--- Start of The data ---

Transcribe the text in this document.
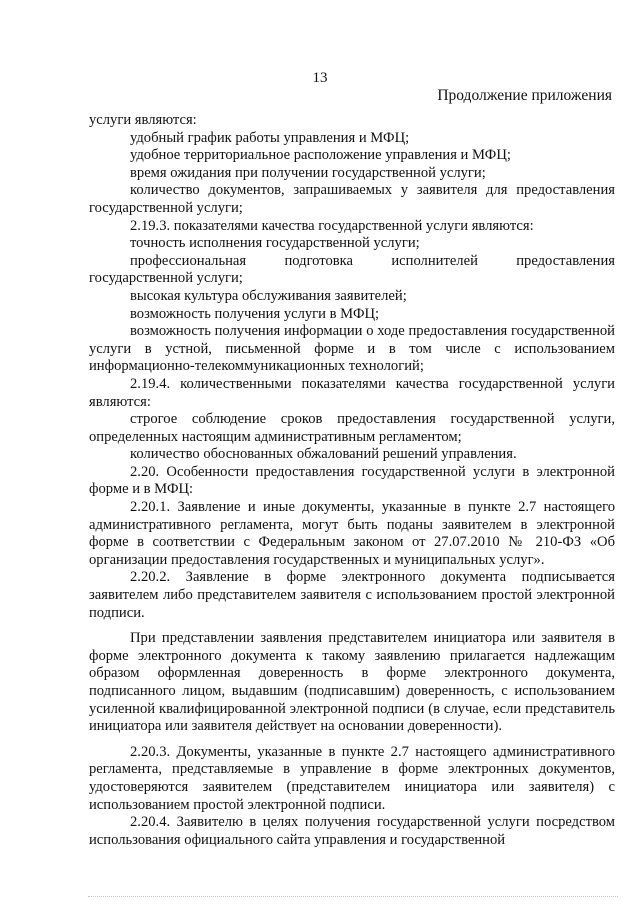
13
Продолжение приложения

услуги являются:

удобный график работы управления и МФЦ;

удобное территориальное расположение управления и МФЦ;

время ожидания при получении государственной услуги;

количество документов, запрашиваемых у заявителя для предоставления государственной услуги;

2.19.3. показателями качества государственной услуги являются:

точность исполнения государственной услуги;

профессиональная подготовка исполнителей предоставления государственной услуги;

высокая культура обслуживания заявителей;

возможность получения услуги в МФЦ;

возможность получения информации о ходе предоставления государственной услуги в устной, письменной форме и в том числе с использованием информационно-телекоммуникационных технологий;

2.19.4. количественными показателями качества государственной услуги являются:

строгое соблюдение сроков предоставления государственной услуги, определенных настоящим административным регламентом;

количество обоснованных обжалований решений управления.

2.20. Особенности предоставления государственной услуги в электронной форме и в МФЦ:

2.20.1. Заявление и иные документы, указанные в пункте 2.7 настоящего административного регламента, могут быть поданы заявителем в электронной форме в соответствии с Федеральным законом от 27.07.2010 № 210-ФЗ «Об организации предоставления государственных и муниципальных услуг».

2.20.2. Заявление в форме электронного документа подписывается заявителем либо представителем заявителя с использованием простой электронной подписи.

При представлении заявления представителем инициатора или заявителя в форме электронного документа к такому заявлению прилагается надлежащим образом оформленная доверенность в форме электронного документа, подписанного лицом, выдавшим (подписавшим) доверенность, с использованием усиленной квалифицированной электронной подписи (в случае, если представитель инициатора или заявителя действует на основании доверенности).

2.20.3. Документы, указанные в пункте 2.7 настоящего административного регламента, представляемые в управление в форме электронных документов, удостоверяются заявителем (представителем инициатора или заявителя) с использованием простой электронной подписи.

2.20.4. Заявителю в целях получения государственной услуги посредством использования официального сайта управления и государственной
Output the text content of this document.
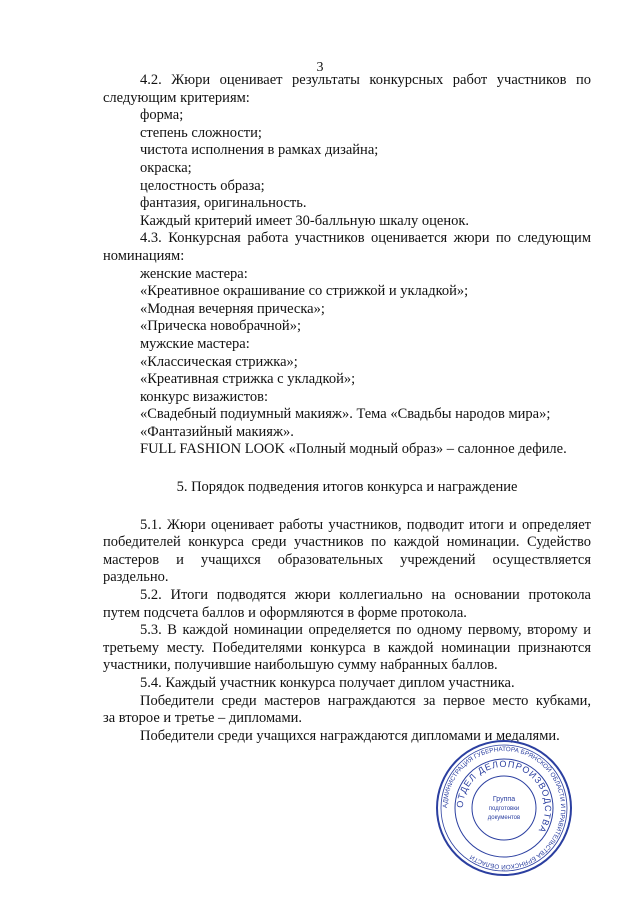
3

4.2. Жюри оценивает результаты конкурсных работ участников по

следующим критериям:

форма;

степень сложности;

чистота исполнения в рамках дизайна;

окраска;

целостность образа;

фантазия, оригинальность.

Каждый критерий имеет 30-балльную шкалу оценок.

4.3. Конкурсная работа участников оценивается жюри по следующим

номинациям:

женские мастера:

«Креативное окрашивание со стрижкой и укладкой»;

«Модная вечерняя прическа»;

«Прическа новобрачной»;

мужские мастера:

«Классическая стрижка»;

«Креативная стрижка с укладкой»;

конкурс визажистов:

«Свадебный подиумный макияж». Тема «Свадьбы народов мира»;

«Фантазийный макияж».

FULL FASHION LOOK «Полный модный образ» – салонное дефиле.

5. Порядок подведения итогов конкурса и награждение

5.1. Жюри оценивает работы участников, подводит итоги и определяет

победителей конкурса среди участников по каждой номинации. Судейство

мастеров и учащихся образовательных учреждений осуществляется

раздельно.

5.2. Итоги подводятся жюри коллегиально на основании протокола

путем подсчета баллов и оформляются в форме протокола.

5.3. В каждой номинации определяется по одному первому, второму и

третьему месту. Победителями конкурса в каждой номинации признаются

участники, получившие наибольшую сумму набранных баллов.

5.4. Каждый участник конкурса получает диплом участника.

Победители среди мастеров награждаются за первое место кубками,

за второе и третье – дипломами.

Победители среди учащихся награждаются дипломами и медалями.

АДМИНИСТРАЦИЯ ГУБЕРНАТОРА БРЯНСКОЙ ОБЛАСТИ И ПРАВИТЕЛЬСТВА БРЯНСКОЙ ОБЛАСТИ
ОТДЕЛ ДЕЛОПРОИЗВОДСТВА
Группа
подготовки
документов
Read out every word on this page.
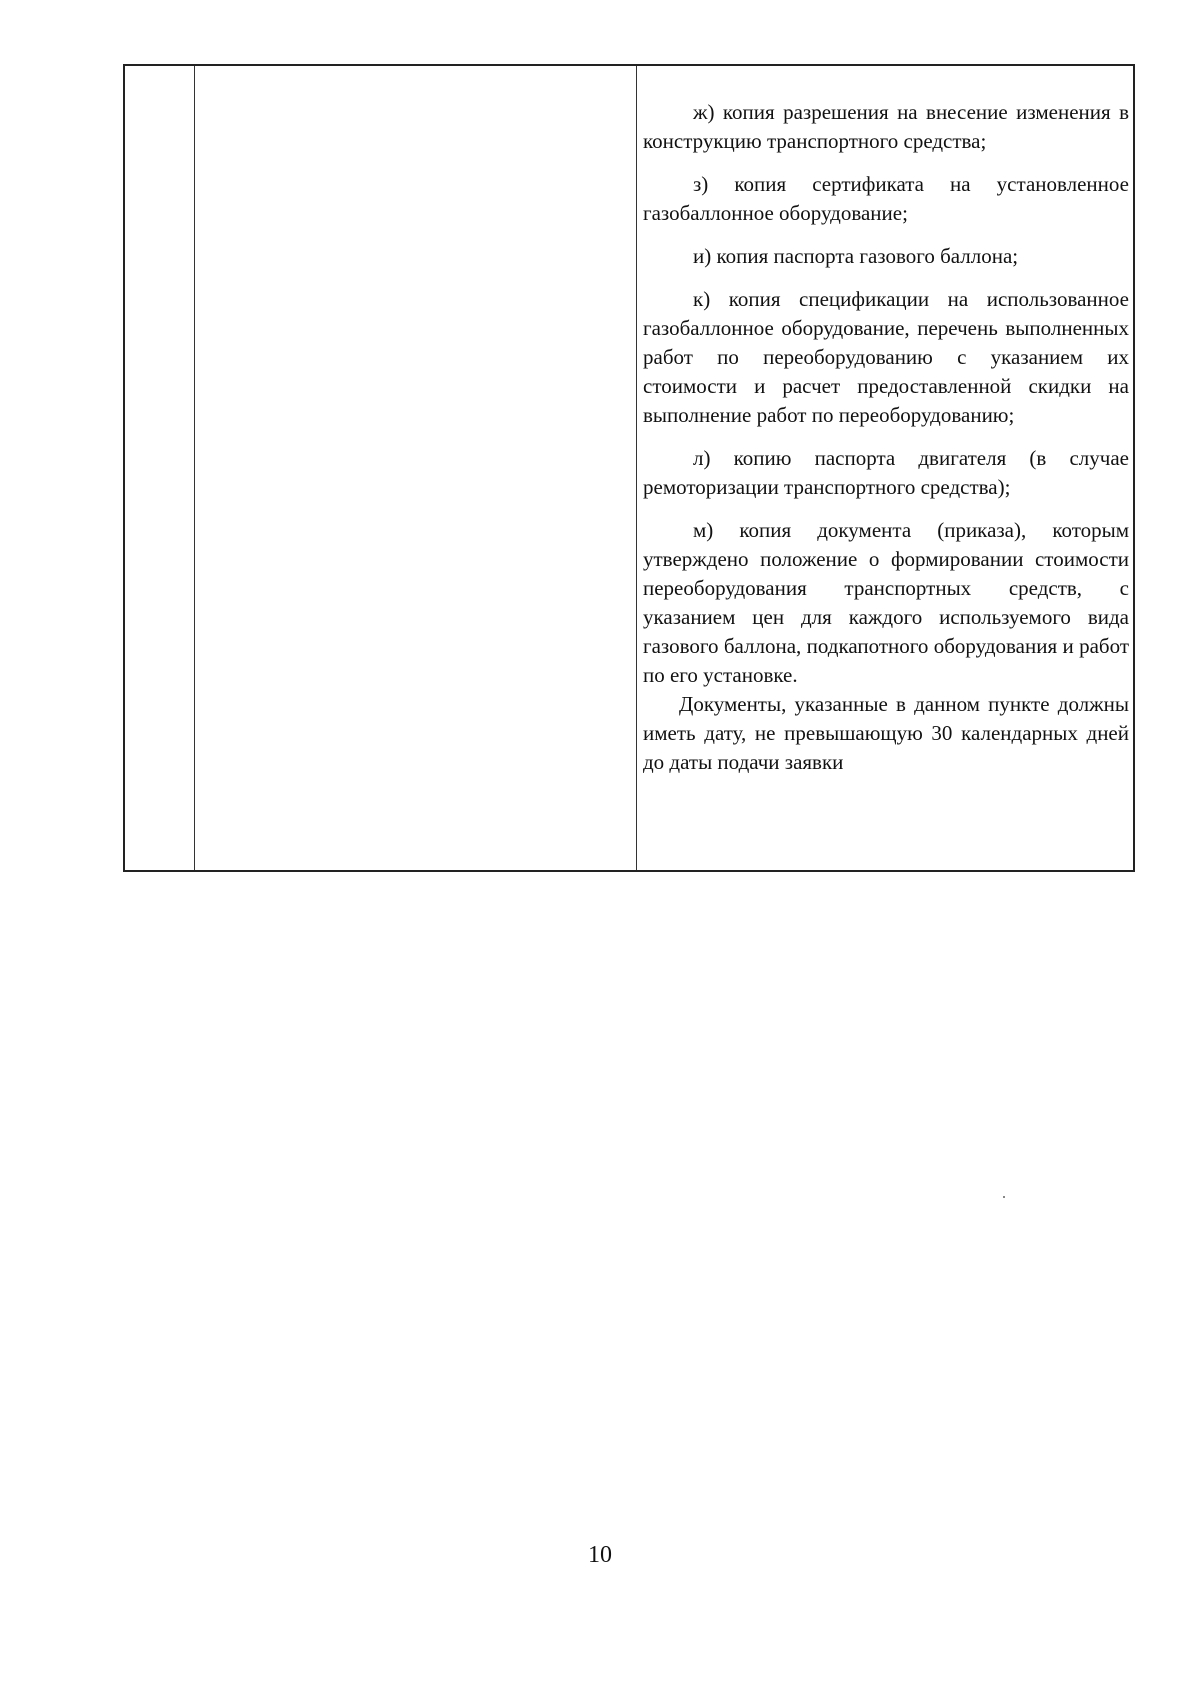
ж) копия разрешения на внесение изменения в конструкцию транспортного средства;

з) копия сертификата на установленное газобаллонное оборудование;

и) копия паспорта газового баллона;

к) копия спецификации на использованное газобаллонное оборудование, перечень выполненных работ по переоборудованию с указанием их стоимости и расчет предоставленной скидки на выполнение работ по переоборудованию;

л) копию паспорта двигателя (в случае ремоторизации транспортного средства);

м) копия документа (приказа), которым утверждено положение о формировании стоимости переоборудования транспортных средств, с указанием цен для каждого используемого вида газового баллона, подкапотного оборудования и работ по его установке.

Документы, указанные в данном пункте должны иметь дату, не превышающую 30 календарных дней до даты подачи заявки

10
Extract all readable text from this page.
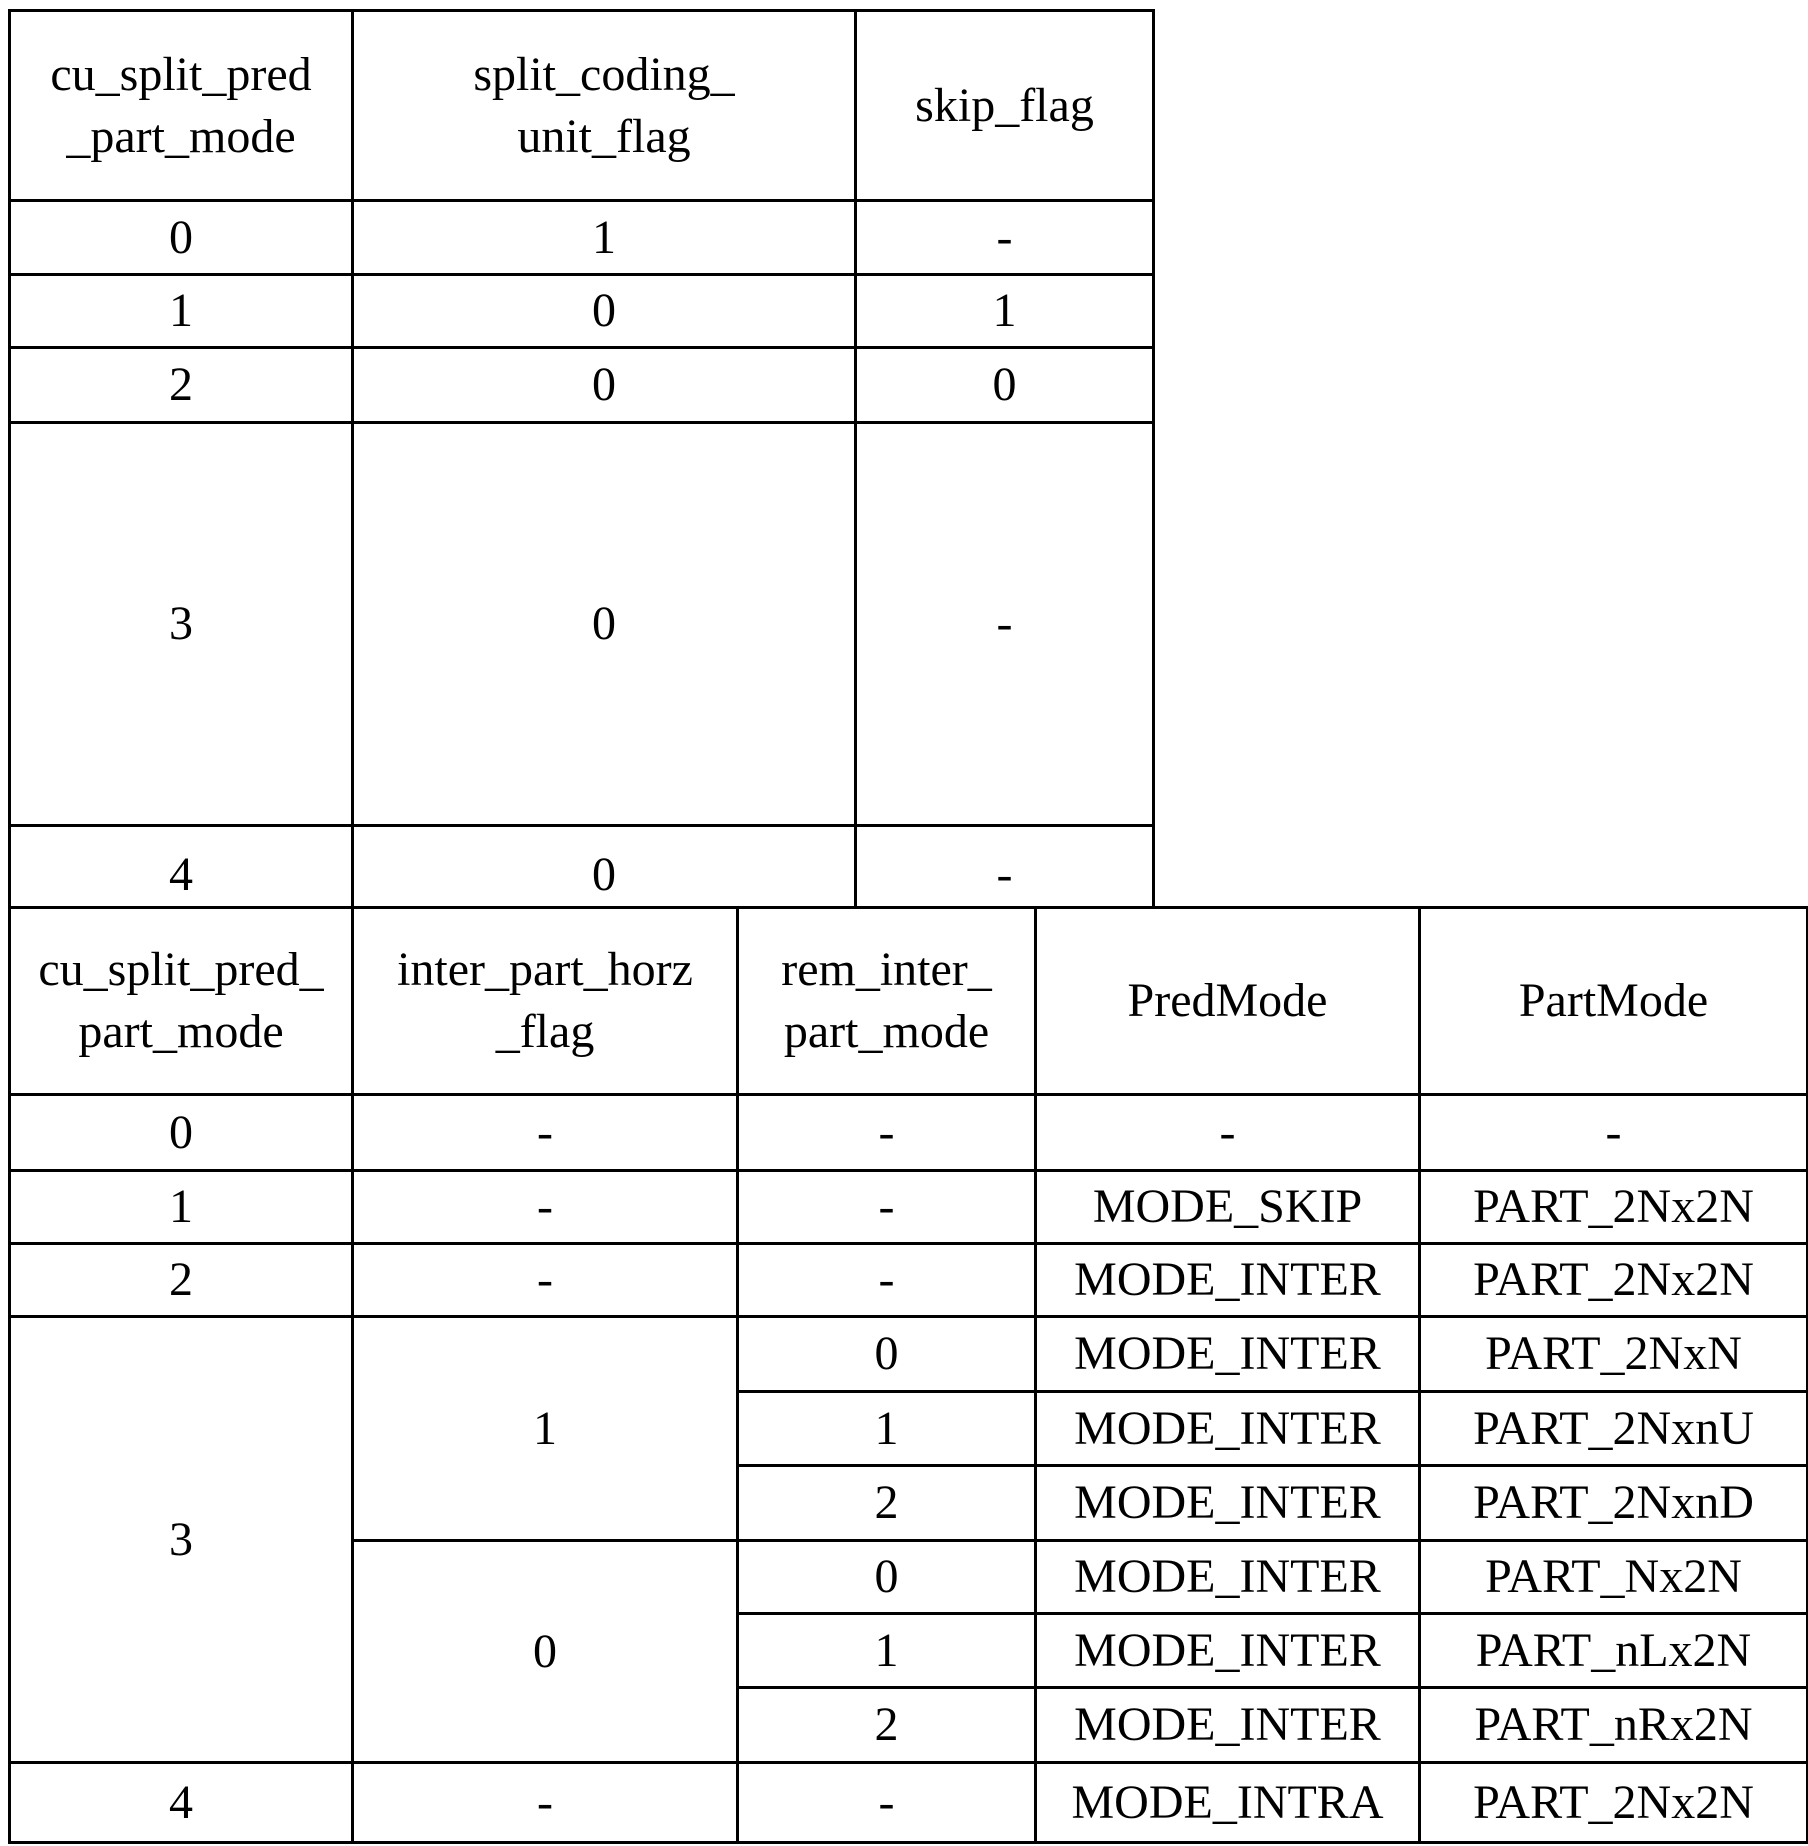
cu_split_pred
_part_mode

split_coding_
unit_flag

skip_flag

0	1	-
1	0	1
2	0	0
3	0	-
4	0	-
cu_split_pred_
part_mode

inter_part_horz
_flag

rem_inter_
part_mode

PredMode	PartMode

0	-	-	-	-
1	-	-	MODE_SKIP	PART_2Nx2N
2	-	-	MODE_INTER	PART_2Nx2N
3	1	0	MODE_INTER	PART_2NxN
1	MODE_INTER	PART_2NxnU
2	MODE_INTER	PART_2NxnD
0	0	MODE_INTER	PART_Nx2N
1	MODE_INTER	PART_nLx2N
2	MODE_INTER	PART_nRx2N
4	-	-	MODE_INTRA	PART_2Nx2N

--- End of The data ---

◆ Exercise requirements: Looking at the records above, count the lines where the word "инициатора" appears. State only the number.

◆ Response for this exercise: 2